*Task goal*.
Wherever the string "JSON" appears in the entries below, return the line that holds it.

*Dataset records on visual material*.
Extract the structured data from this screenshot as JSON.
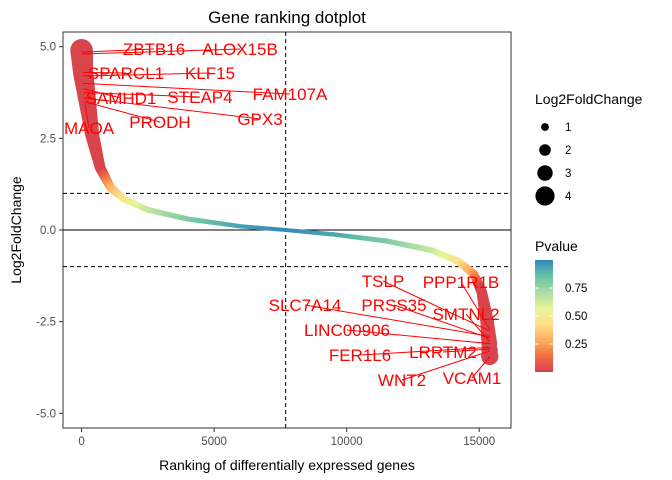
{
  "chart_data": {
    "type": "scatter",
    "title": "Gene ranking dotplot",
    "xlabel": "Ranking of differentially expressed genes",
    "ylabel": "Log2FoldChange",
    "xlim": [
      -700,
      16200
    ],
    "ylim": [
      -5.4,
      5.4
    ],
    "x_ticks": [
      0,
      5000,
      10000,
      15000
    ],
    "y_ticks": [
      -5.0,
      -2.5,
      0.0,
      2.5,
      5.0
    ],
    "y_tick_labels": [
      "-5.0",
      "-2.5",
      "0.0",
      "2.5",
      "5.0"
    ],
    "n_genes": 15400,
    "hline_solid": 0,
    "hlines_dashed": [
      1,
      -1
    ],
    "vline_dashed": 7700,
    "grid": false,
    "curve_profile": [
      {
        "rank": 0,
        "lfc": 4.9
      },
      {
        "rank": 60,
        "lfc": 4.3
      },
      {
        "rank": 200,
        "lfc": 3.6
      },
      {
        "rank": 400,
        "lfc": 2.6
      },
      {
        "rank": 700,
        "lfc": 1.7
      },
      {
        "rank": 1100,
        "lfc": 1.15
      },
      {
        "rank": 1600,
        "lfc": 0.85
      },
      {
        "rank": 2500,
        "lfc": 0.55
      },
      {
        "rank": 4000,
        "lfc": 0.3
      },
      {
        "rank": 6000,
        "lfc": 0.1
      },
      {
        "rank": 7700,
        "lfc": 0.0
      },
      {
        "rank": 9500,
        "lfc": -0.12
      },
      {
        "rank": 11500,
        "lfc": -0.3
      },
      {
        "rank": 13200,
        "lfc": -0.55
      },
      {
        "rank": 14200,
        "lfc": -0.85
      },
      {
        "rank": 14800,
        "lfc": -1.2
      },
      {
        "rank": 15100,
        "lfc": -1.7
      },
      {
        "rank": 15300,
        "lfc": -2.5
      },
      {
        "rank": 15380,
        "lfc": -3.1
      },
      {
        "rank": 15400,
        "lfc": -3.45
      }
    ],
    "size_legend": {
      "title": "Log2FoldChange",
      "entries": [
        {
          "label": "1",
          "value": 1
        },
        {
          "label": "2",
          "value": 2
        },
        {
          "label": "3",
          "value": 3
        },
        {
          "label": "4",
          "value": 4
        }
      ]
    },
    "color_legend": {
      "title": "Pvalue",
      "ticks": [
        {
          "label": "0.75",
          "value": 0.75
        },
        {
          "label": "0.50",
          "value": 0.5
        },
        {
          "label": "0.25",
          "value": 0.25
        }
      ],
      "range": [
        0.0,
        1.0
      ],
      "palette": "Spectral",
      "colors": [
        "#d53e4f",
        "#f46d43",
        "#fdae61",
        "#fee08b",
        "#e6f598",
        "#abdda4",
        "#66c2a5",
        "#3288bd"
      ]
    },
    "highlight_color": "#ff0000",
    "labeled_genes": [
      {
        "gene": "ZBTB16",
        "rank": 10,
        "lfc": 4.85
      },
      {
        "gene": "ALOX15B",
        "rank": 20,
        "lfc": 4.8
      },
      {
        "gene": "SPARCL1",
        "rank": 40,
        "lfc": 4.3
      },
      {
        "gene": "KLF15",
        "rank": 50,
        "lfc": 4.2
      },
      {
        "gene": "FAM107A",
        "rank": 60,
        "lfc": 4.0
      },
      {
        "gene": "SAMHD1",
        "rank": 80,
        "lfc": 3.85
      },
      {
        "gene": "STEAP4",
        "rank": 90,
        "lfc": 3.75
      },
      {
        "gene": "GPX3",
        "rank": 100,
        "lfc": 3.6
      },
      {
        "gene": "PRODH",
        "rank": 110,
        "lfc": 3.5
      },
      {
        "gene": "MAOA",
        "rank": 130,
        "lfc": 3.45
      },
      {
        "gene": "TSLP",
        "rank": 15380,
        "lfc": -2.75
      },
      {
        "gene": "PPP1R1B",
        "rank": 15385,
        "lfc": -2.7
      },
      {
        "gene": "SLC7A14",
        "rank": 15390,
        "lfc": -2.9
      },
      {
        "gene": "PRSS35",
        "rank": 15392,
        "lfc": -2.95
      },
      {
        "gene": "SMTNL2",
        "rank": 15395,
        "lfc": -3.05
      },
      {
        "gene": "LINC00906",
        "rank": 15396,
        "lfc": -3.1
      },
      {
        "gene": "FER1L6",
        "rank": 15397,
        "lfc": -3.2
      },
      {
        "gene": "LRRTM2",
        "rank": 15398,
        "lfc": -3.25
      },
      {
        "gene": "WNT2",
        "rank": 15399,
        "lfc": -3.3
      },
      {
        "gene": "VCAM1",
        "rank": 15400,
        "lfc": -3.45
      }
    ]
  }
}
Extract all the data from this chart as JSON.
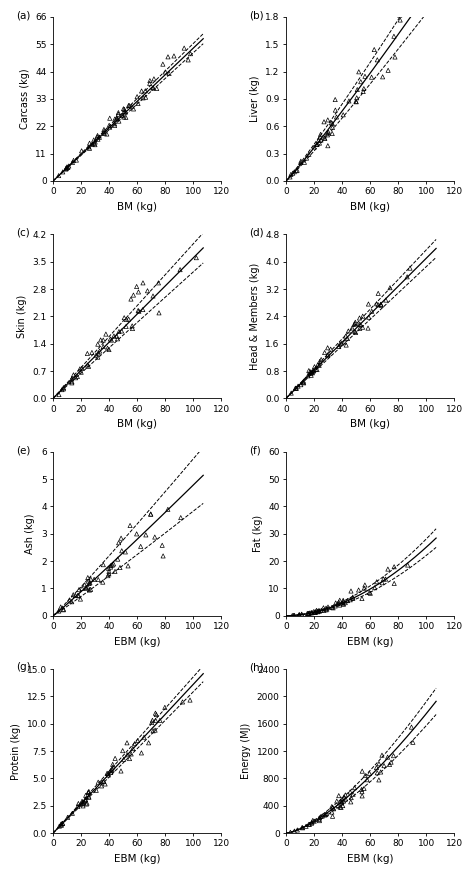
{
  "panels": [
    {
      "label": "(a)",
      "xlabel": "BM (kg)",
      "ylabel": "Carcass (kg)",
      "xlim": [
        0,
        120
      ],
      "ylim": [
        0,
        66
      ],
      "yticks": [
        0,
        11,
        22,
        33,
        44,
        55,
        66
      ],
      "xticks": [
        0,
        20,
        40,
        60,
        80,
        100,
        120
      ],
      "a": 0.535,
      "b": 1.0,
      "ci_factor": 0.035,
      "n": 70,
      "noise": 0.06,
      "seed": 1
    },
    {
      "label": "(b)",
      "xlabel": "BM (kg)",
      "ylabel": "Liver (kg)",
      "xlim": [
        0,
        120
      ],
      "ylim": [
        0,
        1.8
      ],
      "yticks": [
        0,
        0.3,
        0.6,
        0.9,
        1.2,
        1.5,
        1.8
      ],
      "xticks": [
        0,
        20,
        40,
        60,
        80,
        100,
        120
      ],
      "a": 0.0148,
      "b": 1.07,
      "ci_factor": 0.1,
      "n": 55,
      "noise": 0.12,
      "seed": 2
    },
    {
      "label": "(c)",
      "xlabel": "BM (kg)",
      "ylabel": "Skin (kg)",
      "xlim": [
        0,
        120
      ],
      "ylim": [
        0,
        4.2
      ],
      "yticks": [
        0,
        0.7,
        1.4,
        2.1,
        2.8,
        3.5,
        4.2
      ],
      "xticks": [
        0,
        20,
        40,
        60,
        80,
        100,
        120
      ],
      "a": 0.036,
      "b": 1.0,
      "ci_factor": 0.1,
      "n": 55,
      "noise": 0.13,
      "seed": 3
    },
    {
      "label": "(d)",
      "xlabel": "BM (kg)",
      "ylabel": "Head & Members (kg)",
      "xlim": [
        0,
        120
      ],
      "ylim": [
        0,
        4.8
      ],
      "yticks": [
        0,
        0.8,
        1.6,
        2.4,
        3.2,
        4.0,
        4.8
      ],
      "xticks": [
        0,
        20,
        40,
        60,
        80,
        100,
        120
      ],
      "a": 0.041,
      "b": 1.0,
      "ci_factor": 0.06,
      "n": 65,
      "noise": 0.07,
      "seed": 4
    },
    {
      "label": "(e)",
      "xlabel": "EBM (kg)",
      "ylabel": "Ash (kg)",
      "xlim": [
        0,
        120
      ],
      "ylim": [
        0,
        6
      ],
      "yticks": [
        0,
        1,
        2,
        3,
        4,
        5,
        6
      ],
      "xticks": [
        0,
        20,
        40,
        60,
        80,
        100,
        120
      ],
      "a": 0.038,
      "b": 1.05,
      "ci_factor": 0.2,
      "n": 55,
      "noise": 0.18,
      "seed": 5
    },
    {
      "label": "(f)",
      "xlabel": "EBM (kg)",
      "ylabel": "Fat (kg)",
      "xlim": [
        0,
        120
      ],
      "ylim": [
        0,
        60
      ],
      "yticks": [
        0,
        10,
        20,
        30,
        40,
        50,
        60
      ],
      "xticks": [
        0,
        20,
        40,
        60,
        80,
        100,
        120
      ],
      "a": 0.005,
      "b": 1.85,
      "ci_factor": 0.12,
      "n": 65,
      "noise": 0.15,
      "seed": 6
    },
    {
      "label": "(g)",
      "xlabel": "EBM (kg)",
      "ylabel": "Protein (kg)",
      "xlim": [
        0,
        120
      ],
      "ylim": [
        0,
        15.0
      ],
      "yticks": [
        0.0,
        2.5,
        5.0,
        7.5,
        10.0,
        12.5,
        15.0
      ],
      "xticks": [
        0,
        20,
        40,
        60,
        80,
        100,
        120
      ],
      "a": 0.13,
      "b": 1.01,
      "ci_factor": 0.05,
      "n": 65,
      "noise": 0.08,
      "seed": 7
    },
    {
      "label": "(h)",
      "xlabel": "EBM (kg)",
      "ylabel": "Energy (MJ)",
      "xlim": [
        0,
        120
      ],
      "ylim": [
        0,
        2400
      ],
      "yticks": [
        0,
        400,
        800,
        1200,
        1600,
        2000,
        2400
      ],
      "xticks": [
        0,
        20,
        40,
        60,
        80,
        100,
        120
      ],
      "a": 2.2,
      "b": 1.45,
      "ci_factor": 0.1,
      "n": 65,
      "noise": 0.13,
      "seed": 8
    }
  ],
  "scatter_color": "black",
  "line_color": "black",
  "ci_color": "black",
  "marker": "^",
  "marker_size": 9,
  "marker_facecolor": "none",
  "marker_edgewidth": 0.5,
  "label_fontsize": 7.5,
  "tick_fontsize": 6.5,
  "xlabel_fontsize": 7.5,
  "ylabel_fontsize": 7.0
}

*Exercise answer*.
Extract the structured data from this screenshot as JSON.
Extract all the data from this chart as JSON.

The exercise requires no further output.